En medio del mierdero algo mágico pasó a las diez de la mañana del martes, una banda de cumbia se desenvolvió frente a la casa. Tocaron cumbias populares, todas decembrinas. Esos instrumentos y las voces tan tradicionales me hipnotizaron. Caí en un profundo sueño al recordar cosas variadas de muchos años y de situaciones aparentemente inconexas. Debieron tocar unos treinta minutos, para mi cansado cuerpo fueron tres horas, mis sueños fueron acompañados de cumbias familiares “cómo quieres tú que te quiera cariñito… “. Me desperté con la fuerza suficiente para bajar a comer de nuevo y también para seguir alimentando mi ánimo con las palabras de los compañeros de la casa. Quise arriesgarme a ir por medicina, cualquier pastilla que me aliviara, no sin antes dejarme acompañar por mis cuidadores, bellos ellos. El sol estaba tan delicioso en la piel, el cielo bellísimo obsesionándome más que de costumbre, todas las personas si bien no me saludaban con confianza (estamos en una ciudad) se mostraban muy amables, cediéndome el paso y conectando su mirada a la mía con dulzura que extrañas veces se permiten demostrar los citadinos. La medicina surtió efecto, un matrimonio de azitromicina y de diclofenaco cada doce horas. Sus efectos desaparecerían faltando dos horas para tomar el siguiente matrimonio, en ese espacio, esas dos horas eran un regreso al dolor del que ya no podía quejarme ni quería hacerlo, solo esperar.

_Tarea_
Responde estas preguntas sobre el relato de la banda de cumbia:
1. ¿Qué día y a qué hora tocó la banda frente a la casa?
2. ¿Cuánto tiempo dice el texto que debieron tocar?
3. ¿Qué dos medicamentos se tomaban y cada cuántas horas?

_Filas extraídas_

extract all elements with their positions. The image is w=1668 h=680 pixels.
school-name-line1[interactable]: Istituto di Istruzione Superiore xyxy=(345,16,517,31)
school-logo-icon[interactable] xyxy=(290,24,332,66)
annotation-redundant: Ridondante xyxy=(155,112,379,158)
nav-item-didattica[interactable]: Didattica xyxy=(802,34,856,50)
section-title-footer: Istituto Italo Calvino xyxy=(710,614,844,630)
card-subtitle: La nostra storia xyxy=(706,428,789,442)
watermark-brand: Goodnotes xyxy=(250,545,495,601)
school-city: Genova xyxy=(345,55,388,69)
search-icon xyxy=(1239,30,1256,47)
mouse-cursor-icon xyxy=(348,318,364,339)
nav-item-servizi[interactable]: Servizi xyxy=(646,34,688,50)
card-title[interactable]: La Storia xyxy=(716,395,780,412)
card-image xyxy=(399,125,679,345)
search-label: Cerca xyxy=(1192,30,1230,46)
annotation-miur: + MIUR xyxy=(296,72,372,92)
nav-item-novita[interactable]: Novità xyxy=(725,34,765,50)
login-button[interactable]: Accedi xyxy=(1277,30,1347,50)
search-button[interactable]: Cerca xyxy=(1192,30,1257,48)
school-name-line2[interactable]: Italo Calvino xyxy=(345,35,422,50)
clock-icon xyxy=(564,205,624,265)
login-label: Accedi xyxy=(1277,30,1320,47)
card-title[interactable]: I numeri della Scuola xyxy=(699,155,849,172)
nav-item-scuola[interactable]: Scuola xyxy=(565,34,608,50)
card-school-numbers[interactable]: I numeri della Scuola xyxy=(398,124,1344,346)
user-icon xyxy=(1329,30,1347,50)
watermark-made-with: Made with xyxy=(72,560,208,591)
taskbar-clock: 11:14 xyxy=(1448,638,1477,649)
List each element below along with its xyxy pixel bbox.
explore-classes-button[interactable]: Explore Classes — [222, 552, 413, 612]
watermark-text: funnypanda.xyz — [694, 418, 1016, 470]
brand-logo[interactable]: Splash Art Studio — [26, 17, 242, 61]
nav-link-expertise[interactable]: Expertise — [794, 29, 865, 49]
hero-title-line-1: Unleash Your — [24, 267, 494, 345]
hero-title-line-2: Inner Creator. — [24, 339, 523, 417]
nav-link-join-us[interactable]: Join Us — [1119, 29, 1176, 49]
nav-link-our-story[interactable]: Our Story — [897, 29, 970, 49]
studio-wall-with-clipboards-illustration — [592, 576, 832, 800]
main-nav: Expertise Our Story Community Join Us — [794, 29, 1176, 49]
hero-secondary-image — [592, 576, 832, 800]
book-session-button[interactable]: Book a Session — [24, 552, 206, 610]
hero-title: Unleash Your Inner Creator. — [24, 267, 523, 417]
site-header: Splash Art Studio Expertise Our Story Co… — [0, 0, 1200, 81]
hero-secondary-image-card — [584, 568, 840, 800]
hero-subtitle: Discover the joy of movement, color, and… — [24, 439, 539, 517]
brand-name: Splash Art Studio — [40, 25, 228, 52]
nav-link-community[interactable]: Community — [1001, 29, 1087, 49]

_Solución_
1. El martes, a las diez de la mañana.
2. Unos treinta minutos.
3. Azitromicina y diclofenaco, cada doce horas.